## Material for this task
--

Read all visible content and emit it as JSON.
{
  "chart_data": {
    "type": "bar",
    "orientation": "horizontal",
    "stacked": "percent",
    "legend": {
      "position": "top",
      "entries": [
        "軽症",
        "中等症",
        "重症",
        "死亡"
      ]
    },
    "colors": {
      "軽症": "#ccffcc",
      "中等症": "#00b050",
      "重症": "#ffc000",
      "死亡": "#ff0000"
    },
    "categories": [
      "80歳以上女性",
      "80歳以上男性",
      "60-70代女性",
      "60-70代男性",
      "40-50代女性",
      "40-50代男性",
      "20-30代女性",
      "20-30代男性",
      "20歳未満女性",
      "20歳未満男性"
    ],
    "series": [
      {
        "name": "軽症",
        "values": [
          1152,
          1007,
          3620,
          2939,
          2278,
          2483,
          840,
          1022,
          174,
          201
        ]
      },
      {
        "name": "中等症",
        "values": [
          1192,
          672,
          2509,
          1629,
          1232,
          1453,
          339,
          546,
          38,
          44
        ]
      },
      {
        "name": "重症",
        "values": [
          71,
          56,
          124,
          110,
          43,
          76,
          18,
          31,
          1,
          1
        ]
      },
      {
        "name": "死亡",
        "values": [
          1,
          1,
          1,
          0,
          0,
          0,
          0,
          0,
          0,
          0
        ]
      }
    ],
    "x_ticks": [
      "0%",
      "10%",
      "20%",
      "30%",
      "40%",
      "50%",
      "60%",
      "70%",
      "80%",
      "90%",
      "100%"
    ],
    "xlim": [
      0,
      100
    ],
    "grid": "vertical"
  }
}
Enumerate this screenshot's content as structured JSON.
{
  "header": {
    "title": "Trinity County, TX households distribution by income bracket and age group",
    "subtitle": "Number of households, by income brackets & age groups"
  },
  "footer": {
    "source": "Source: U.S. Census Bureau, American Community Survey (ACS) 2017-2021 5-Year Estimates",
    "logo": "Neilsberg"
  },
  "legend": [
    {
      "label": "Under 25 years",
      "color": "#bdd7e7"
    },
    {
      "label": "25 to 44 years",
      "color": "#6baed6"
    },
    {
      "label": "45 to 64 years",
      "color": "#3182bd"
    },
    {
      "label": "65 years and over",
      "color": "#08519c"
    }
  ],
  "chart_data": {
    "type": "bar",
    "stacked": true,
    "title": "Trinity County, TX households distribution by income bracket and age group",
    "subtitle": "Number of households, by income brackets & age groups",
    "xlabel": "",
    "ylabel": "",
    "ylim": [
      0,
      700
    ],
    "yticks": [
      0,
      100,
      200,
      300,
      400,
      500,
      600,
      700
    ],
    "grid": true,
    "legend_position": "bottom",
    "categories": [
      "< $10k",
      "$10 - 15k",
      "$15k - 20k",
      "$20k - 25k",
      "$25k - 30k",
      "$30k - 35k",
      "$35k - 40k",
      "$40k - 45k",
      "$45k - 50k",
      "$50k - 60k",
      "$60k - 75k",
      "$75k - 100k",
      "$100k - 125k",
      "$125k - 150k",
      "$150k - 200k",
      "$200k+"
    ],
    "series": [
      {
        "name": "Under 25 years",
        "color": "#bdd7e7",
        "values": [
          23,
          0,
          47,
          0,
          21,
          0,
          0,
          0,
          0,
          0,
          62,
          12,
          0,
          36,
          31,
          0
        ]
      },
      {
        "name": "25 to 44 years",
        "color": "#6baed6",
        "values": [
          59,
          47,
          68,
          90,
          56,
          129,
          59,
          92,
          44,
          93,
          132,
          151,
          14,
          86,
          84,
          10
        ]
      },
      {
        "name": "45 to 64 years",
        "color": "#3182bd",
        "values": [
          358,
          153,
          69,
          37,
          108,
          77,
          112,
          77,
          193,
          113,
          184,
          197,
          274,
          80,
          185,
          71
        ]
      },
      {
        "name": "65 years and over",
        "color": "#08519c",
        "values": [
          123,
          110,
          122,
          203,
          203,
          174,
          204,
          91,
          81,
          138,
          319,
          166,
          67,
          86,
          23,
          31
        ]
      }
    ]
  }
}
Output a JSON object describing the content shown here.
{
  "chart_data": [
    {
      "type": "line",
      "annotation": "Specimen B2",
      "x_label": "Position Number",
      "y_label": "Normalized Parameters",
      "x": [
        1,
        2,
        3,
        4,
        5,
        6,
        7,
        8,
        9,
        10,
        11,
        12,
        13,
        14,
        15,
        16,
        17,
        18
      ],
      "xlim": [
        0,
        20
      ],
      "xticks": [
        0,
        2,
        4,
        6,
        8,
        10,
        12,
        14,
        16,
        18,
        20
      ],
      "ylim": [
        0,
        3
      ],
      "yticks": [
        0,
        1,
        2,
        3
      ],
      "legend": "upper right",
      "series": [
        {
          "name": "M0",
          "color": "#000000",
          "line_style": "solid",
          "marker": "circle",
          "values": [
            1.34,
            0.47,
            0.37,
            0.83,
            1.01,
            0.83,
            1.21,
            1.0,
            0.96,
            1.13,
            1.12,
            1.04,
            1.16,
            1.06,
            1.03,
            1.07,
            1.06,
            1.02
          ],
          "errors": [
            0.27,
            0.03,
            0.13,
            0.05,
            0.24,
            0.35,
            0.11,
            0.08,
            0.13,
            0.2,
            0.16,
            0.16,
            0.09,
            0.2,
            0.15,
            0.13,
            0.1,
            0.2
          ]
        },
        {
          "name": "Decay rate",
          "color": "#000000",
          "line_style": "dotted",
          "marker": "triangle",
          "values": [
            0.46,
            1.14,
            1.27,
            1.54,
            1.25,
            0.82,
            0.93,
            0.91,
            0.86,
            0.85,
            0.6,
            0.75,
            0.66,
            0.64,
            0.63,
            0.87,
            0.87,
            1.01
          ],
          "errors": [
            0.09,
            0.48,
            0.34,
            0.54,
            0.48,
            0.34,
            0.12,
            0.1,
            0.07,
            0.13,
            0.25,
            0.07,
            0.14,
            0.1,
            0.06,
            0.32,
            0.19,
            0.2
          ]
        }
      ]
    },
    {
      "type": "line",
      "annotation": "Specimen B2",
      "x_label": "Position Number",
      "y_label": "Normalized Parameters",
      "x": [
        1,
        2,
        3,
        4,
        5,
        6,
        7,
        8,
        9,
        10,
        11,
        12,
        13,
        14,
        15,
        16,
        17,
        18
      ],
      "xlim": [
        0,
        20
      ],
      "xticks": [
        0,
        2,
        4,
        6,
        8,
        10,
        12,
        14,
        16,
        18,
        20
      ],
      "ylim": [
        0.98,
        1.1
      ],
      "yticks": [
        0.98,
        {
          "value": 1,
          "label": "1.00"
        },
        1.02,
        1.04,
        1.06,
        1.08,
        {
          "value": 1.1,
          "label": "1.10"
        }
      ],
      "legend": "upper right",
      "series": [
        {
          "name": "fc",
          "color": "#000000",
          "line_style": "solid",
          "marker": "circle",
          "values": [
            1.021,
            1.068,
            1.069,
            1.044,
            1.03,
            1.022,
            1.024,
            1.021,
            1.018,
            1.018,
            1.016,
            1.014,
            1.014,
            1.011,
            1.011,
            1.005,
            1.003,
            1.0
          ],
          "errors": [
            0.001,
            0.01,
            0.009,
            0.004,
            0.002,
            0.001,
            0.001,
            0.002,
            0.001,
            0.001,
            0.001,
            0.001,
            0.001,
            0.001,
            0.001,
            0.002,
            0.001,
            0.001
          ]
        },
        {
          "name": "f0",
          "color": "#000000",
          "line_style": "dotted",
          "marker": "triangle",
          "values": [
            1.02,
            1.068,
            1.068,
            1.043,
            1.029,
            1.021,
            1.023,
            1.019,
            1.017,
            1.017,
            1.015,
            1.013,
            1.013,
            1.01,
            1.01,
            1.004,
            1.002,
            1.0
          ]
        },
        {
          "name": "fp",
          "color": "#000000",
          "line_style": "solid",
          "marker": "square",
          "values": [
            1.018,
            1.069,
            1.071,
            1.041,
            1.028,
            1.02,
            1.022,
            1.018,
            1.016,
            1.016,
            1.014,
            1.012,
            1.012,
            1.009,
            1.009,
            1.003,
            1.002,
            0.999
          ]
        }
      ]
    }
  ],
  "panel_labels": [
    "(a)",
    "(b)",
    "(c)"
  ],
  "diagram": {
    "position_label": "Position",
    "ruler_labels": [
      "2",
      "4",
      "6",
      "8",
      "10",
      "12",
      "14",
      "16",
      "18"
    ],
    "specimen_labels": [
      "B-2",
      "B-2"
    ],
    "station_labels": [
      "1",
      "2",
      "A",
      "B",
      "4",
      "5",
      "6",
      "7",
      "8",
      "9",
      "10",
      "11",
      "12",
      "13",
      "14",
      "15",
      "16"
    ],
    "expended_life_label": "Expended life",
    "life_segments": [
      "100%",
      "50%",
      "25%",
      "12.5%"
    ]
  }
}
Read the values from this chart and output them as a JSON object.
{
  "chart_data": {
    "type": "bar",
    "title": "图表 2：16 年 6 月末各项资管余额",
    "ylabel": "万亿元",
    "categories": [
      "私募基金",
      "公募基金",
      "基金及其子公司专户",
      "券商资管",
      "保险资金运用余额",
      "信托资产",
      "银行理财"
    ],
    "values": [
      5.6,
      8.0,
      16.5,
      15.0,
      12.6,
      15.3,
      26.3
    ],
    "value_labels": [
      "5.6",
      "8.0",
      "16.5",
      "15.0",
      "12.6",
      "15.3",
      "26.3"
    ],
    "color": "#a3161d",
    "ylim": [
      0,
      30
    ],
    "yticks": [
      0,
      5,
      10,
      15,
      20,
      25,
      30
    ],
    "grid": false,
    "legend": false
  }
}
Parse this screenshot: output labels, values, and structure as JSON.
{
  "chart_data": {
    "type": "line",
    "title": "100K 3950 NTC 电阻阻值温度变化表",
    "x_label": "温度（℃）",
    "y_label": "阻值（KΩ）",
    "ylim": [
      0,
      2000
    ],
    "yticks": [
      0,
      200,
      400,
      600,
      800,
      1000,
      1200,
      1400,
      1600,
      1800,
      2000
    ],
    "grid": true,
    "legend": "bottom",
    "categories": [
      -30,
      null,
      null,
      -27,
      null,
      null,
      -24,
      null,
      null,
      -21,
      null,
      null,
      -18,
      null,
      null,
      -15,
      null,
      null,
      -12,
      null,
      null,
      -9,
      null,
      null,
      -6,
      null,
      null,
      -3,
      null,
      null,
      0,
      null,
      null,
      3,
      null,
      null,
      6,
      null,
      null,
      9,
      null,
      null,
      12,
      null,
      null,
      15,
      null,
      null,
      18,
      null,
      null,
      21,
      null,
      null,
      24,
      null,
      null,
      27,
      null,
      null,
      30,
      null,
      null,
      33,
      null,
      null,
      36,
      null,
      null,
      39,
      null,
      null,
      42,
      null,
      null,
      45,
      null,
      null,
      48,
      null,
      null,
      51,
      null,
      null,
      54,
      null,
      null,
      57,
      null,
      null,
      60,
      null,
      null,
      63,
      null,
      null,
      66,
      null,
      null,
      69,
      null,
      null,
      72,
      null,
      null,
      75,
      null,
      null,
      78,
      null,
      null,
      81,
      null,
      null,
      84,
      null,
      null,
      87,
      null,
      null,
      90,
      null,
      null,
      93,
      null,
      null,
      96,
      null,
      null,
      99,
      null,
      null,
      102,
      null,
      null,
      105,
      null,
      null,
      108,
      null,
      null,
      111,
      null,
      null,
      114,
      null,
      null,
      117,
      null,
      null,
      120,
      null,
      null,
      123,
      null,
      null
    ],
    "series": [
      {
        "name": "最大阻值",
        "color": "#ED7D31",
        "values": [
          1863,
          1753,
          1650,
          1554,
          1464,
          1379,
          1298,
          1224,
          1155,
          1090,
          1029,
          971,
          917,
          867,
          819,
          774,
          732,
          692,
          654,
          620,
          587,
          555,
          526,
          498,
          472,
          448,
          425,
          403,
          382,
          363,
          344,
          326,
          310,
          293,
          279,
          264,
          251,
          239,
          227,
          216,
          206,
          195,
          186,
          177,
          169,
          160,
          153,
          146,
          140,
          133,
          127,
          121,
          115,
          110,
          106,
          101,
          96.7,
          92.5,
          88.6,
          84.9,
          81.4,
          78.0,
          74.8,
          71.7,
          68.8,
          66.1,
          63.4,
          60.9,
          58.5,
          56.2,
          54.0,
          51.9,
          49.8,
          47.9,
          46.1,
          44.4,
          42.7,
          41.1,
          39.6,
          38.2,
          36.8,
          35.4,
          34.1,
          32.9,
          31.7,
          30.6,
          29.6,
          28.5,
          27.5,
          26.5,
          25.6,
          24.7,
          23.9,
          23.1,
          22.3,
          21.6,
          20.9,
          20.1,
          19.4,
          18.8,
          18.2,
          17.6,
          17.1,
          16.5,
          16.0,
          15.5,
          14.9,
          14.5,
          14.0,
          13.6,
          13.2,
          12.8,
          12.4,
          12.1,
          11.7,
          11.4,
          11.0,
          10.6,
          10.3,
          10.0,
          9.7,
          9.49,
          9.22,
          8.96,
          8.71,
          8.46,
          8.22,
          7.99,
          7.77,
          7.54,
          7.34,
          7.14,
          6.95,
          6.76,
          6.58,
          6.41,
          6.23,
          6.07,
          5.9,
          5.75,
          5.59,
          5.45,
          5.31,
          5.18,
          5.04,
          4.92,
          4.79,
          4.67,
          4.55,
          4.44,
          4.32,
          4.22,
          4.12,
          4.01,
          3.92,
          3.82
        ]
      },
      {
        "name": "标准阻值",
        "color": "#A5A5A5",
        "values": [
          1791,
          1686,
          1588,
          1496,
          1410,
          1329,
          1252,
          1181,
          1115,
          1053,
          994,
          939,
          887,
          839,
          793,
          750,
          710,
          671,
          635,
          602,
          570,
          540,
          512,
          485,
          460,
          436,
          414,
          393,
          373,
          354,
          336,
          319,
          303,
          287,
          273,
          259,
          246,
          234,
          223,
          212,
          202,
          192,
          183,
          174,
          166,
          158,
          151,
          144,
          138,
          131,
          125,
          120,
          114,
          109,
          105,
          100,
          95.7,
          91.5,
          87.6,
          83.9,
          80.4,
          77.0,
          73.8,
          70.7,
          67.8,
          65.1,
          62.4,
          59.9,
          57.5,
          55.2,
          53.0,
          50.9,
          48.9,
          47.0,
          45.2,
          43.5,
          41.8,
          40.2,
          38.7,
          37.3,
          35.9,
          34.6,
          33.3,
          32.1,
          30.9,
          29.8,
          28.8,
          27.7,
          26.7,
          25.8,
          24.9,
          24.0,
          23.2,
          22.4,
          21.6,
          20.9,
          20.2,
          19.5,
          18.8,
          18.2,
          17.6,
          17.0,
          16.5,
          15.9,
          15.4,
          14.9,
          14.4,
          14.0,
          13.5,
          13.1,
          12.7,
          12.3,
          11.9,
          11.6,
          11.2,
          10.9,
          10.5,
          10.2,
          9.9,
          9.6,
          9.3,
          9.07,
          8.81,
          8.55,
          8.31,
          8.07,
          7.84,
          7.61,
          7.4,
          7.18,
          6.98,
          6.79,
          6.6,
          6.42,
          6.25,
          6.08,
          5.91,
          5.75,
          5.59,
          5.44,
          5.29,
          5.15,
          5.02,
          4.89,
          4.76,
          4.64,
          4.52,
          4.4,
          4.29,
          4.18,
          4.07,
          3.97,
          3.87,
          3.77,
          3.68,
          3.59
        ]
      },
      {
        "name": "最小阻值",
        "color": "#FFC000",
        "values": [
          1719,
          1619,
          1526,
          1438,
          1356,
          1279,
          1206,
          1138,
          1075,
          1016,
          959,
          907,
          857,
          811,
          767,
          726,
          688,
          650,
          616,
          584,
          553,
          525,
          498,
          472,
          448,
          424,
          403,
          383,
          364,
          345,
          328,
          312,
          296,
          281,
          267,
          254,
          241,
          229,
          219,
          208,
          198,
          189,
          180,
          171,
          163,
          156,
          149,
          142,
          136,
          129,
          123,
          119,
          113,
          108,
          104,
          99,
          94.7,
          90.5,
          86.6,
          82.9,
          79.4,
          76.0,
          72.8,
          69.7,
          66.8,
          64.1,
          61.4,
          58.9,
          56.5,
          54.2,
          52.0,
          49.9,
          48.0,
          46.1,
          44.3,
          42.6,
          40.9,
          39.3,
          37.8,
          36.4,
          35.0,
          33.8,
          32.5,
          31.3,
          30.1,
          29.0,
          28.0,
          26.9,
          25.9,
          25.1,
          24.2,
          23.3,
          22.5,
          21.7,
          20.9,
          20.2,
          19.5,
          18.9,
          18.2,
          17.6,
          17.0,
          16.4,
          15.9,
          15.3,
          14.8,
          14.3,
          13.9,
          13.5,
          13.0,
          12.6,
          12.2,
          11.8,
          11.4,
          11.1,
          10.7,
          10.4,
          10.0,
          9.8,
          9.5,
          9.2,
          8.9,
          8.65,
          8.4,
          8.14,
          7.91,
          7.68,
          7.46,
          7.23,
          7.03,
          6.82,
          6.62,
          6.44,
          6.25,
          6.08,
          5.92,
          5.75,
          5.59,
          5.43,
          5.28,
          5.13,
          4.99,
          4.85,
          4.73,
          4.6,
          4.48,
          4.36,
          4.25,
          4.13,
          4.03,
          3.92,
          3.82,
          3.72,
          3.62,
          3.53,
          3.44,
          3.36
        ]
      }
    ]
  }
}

--

## Stated problem
Going through the entries above, report how many lines include the string "grid". The number alone is the answer.

## Exercise result
4